### Challenge
Check each line of the records below and collect those holding "Forecast".

Data records:
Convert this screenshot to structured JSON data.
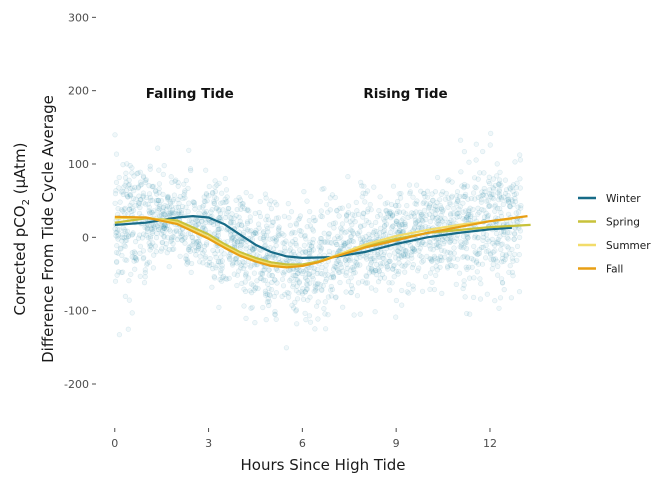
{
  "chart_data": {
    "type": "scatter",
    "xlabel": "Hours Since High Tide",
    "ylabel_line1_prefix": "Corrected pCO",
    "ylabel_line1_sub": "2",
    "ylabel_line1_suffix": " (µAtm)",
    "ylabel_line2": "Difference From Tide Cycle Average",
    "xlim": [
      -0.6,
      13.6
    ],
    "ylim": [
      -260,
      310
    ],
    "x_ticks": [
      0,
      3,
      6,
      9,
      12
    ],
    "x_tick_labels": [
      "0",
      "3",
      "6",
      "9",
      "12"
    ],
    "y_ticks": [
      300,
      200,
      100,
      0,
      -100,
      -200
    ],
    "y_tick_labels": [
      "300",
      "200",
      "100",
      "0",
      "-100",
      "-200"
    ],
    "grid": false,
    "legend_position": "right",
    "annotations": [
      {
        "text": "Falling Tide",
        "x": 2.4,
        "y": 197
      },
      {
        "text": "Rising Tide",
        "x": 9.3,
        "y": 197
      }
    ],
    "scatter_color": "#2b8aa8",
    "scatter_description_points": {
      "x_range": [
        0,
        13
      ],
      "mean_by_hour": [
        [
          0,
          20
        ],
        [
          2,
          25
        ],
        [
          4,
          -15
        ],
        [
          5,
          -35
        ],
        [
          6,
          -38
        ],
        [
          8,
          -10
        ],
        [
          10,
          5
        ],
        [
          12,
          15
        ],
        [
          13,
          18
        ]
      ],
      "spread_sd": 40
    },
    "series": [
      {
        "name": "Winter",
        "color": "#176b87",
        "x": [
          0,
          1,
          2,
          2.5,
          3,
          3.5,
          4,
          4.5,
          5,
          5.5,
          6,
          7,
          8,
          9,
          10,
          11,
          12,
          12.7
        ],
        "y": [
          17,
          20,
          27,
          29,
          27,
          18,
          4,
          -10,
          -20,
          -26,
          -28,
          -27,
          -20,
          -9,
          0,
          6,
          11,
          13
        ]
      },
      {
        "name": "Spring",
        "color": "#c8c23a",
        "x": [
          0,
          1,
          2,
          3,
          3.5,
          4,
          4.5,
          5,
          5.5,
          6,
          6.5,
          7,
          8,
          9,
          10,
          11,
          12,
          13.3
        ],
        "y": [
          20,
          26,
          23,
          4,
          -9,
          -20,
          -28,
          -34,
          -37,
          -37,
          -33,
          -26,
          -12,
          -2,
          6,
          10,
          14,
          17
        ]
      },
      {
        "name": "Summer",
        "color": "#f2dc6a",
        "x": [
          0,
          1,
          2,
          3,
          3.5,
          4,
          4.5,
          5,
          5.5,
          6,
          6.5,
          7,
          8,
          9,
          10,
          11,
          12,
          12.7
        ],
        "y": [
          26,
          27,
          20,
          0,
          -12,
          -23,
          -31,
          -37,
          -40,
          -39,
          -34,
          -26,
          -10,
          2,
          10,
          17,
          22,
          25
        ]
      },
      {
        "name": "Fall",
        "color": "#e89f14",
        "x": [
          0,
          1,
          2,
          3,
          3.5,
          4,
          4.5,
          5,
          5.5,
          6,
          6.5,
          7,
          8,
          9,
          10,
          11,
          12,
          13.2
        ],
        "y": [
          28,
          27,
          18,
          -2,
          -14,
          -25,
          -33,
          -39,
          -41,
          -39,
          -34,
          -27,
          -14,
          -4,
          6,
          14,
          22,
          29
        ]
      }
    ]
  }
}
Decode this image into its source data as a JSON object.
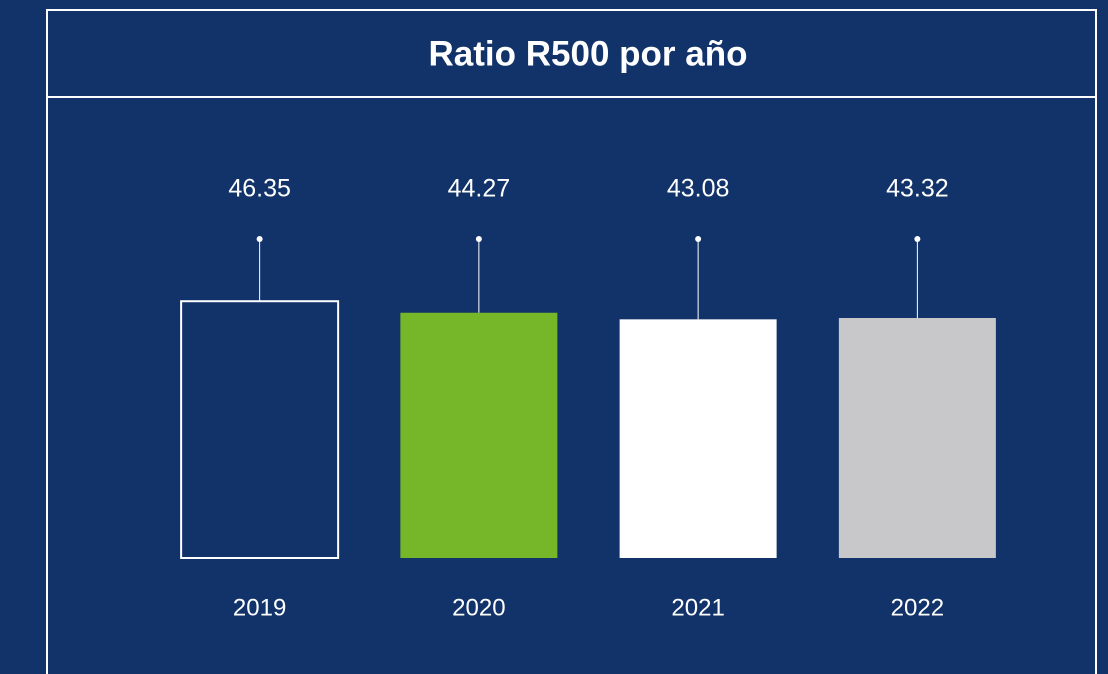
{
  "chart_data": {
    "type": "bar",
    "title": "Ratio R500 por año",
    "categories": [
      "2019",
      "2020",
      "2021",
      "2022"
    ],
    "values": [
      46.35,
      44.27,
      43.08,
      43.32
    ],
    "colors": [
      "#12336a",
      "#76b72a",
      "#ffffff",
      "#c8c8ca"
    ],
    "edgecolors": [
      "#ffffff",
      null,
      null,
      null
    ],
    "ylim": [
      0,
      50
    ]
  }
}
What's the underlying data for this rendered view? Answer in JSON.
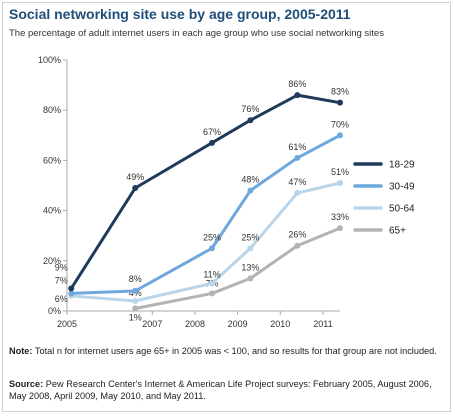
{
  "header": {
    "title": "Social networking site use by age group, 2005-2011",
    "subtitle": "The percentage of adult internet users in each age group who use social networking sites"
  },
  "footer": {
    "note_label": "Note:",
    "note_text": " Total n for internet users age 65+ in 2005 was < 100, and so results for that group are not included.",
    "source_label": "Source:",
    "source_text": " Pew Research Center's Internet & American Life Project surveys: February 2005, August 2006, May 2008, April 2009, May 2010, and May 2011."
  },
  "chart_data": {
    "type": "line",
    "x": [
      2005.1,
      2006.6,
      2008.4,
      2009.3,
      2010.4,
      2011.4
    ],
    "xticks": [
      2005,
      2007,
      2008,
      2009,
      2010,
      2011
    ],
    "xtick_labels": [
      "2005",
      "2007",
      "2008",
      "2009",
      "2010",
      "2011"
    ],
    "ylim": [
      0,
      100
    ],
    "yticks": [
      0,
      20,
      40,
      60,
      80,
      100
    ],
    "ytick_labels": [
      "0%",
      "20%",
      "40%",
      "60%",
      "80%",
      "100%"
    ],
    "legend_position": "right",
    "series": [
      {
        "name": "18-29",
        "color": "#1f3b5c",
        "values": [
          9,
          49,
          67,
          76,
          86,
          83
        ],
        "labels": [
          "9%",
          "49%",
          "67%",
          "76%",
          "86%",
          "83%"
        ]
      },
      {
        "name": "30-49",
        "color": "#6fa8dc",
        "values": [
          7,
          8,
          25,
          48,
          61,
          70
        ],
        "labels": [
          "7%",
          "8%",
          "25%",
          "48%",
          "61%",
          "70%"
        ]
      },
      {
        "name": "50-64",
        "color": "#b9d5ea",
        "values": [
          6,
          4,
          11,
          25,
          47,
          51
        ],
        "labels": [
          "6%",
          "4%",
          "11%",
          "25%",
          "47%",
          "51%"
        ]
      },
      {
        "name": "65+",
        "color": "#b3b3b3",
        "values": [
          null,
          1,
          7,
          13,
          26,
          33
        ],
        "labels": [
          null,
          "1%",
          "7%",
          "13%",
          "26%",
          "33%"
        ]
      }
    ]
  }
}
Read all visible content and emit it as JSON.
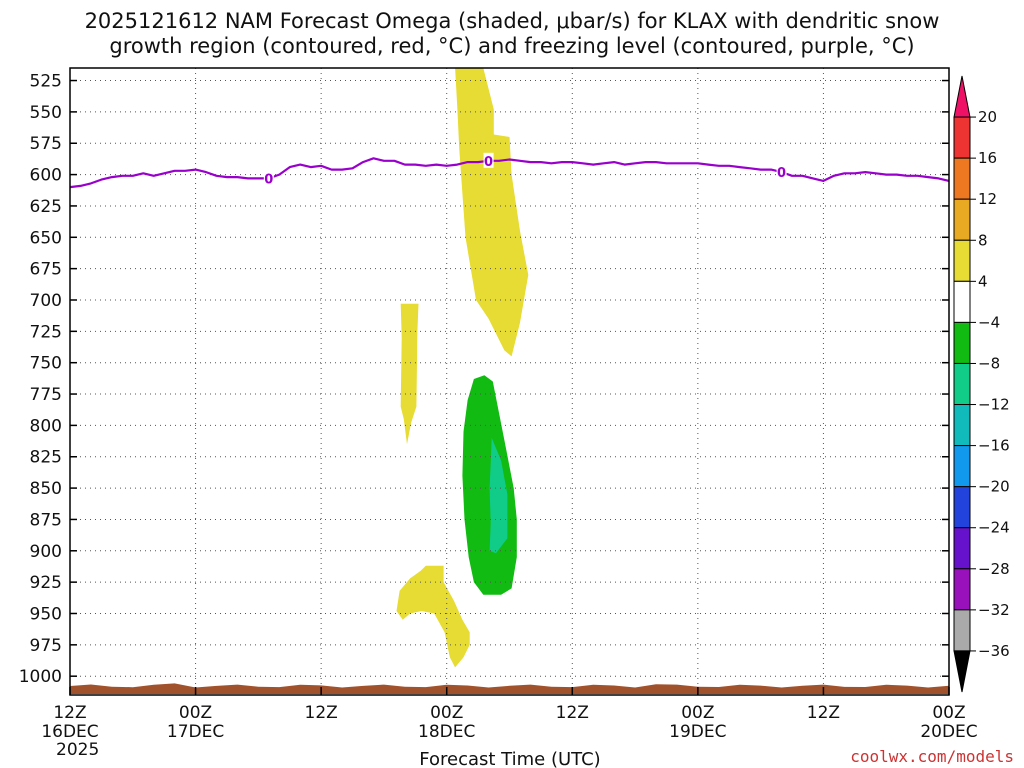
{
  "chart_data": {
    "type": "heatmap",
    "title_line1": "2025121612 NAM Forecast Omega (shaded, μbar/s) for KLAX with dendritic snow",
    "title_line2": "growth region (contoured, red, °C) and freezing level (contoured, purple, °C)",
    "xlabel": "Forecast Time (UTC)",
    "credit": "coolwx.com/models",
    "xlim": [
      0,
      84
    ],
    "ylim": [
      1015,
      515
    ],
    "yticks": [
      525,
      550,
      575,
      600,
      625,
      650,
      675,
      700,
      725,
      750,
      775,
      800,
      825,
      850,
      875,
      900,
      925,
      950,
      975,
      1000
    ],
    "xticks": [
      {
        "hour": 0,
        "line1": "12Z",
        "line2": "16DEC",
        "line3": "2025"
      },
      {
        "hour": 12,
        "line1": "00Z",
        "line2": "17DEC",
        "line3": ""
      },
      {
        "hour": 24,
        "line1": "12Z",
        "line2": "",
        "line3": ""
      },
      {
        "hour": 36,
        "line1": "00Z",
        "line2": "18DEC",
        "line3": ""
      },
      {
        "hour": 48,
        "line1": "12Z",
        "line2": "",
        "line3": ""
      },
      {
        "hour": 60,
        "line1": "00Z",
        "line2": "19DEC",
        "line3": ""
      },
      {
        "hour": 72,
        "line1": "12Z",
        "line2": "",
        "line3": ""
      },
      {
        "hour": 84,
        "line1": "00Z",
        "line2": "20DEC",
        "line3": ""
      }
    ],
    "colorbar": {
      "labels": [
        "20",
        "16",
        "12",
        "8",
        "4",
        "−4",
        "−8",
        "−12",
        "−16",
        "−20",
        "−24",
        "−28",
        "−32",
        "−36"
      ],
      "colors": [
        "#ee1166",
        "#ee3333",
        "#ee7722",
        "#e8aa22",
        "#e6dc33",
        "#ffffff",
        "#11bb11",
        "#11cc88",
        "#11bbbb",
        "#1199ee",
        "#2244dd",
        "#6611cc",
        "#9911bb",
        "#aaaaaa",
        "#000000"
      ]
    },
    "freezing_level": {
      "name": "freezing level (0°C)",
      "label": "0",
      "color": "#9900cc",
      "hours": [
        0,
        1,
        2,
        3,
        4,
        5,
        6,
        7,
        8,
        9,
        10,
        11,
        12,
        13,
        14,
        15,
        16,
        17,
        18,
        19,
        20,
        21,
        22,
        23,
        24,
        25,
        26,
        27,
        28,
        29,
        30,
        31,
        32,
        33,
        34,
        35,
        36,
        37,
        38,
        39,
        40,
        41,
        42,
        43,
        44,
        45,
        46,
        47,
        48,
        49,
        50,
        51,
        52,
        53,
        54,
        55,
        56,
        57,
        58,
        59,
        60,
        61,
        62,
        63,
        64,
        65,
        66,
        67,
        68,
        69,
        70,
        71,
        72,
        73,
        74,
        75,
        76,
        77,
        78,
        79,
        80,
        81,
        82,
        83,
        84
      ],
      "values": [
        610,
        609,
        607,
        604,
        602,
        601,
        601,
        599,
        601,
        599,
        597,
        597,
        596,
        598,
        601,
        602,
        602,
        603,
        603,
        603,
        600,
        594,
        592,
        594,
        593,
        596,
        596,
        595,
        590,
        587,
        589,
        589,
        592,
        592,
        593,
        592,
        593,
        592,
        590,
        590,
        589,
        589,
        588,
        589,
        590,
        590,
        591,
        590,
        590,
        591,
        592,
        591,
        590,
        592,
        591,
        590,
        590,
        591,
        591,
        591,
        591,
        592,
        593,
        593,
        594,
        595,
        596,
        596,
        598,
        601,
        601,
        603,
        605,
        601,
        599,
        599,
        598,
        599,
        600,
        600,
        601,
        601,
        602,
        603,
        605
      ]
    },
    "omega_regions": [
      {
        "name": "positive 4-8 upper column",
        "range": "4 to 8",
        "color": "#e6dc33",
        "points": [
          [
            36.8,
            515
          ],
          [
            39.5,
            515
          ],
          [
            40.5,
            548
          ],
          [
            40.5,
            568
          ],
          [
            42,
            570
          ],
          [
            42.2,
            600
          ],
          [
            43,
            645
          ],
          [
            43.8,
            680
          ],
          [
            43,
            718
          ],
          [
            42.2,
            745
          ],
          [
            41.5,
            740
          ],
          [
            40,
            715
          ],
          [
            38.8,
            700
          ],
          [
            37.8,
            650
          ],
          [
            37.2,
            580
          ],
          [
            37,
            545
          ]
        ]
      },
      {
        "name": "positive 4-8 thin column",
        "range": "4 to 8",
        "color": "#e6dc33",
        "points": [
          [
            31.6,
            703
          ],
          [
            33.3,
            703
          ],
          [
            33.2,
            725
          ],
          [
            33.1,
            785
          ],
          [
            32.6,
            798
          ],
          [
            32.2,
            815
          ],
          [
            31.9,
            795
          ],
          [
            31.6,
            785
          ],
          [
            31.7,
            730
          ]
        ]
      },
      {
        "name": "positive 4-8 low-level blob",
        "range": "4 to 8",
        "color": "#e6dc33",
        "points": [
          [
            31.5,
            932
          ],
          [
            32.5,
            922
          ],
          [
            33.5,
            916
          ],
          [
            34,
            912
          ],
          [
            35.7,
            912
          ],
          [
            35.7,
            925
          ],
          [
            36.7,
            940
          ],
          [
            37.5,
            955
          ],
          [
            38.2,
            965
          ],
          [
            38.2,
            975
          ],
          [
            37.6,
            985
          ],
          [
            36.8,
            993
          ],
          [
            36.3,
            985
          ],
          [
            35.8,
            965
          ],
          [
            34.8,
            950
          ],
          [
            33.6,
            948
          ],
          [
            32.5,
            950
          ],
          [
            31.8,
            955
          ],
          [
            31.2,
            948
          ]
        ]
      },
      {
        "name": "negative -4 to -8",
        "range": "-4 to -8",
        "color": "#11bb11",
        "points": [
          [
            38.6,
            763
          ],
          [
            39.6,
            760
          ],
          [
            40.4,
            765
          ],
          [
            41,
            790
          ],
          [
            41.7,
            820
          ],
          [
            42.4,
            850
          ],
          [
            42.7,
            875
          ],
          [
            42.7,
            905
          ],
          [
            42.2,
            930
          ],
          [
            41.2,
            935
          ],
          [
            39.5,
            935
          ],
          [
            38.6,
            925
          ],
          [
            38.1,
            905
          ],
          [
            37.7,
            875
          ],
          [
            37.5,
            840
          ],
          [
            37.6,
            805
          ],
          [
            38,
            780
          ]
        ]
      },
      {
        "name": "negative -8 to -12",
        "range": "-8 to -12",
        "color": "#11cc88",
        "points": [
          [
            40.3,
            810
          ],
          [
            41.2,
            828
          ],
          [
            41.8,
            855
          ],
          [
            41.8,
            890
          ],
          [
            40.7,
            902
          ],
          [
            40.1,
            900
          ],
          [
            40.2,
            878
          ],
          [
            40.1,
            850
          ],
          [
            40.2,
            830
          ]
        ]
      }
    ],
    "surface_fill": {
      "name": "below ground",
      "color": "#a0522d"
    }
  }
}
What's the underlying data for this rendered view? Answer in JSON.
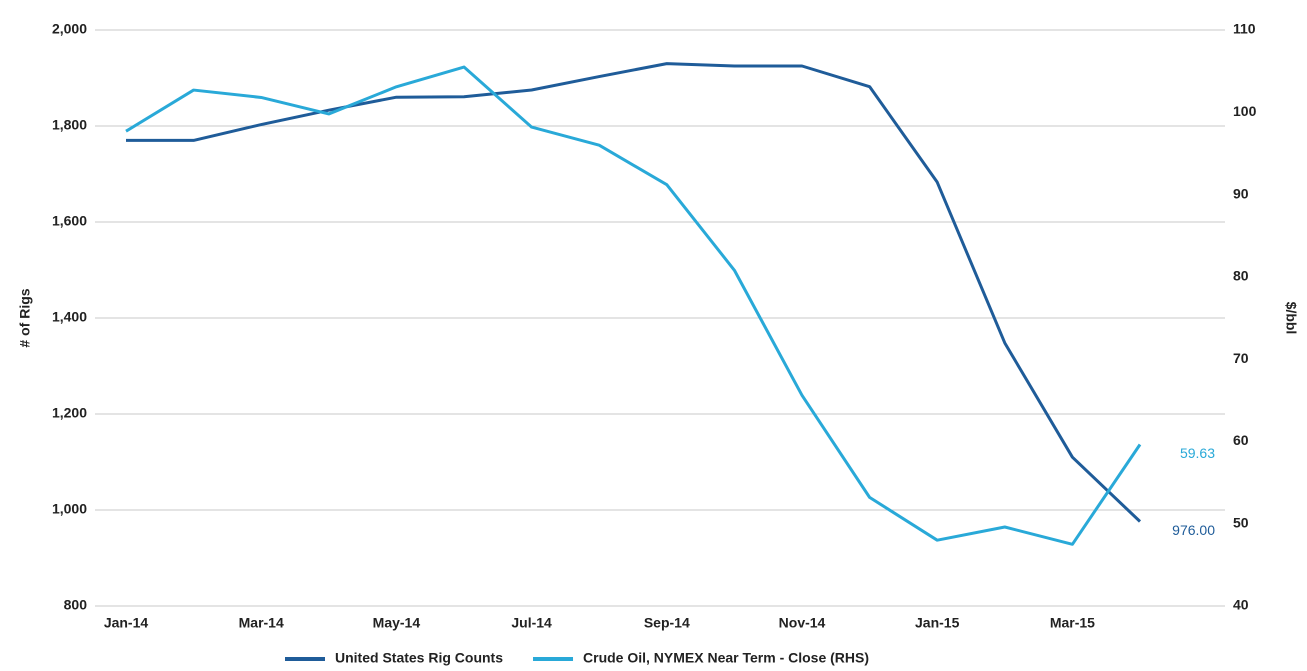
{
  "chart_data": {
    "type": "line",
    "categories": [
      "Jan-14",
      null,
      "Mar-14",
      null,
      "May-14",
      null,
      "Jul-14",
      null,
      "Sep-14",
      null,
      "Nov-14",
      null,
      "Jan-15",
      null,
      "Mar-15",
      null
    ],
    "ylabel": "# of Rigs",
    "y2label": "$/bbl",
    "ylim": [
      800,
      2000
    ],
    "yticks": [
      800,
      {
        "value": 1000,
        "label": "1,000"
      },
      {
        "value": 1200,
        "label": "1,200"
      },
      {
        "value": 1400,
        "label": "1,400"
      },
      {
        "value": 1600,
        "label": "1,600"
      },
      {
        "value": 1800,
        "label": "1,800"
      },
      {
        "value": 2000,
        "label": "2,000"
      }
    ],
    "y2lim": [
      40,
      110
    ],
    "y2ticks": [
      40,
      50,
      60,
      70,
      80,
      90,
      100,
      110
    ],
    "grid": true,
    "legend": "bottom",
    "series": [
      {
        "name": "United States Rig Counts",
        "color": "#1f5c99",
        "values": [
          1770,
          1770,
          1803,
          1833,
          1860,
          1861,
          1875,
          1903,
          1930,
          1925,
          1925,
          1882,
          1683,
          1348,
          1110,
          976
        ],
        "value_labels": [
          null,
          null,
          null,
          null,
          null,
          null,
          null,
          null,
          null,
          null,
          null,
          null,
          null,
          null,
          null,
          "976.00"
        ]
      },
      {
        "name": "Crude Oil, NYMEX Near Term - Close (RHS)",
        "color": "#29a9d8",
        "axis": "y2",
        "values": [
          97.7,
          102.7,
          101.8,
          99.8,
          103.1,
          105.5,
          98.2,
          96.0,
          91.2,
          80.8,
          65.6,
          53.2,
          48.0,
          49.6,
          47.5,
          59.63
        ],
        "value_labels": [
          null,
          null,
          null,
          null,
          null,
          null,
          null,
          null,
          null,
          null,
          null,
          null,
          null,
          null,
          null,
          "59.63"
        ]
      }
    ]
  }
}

### The answer
    "title_line1": "2025121612 NAM Forecast Omega (shaded, μbar/s) for KLAX with dendritic snow",
    "xlabel": "Forecast Time (UTC)",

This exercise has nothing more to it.